AIM OF THE TASK: State only the number of lines that contain the string "所以本题选择".

───── INPUT ROWS

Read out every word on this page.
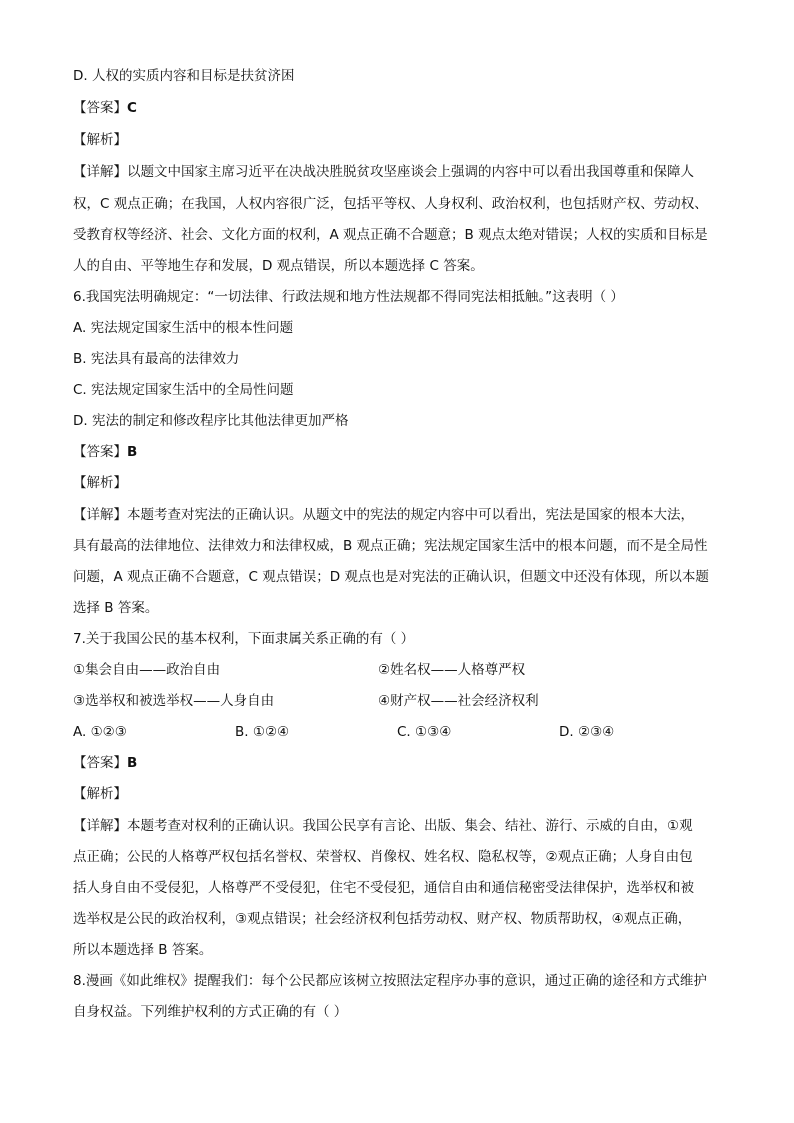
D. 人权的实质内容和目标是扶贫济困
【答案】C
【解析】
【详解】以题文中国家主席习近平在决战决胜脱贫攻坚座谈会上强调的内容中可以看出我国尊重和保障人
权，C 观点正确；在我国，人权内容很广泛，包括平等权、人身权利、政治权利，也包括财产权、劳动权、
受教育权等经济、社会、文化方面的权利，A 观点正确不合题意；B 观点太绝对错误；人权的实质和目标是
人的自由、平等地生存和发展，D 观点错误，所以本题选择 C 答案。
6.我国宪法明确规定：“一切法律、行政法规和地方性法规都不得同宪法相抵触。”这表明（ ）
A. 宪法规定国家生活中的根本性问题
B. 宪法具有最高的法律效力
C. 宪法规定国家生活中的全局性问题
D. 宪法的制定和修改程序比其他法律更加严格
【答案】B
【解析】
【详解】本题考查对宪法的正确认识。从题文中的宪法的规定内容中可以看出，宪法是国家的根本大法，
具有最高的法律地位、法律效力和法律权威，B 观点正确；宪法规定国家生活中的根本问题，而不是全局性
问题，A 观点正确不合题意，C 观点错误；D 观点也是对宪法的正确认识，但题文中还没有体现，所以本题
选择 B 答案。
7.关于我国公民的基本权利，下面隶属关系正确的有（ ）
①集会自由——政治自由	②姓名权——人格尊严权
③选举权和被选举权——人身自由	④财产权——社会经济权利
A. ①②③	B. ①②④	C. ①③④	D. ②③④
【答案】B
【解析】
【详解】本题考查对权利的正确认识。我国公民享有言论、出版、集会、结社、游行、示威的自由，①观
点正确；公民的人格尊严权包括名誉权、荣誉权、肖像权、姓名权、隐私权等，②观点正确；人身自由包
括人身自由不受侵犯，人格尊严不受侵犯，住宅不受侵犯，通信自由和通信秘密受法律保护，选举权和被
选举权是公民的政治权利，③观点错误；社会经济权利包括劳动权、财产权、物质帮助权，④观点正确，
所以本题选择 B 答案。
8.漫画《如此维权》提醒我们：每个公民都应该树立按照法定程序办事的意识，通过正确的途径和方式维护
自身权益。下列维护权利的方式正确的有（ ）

──────────

WRITTEN RESPONSE: 2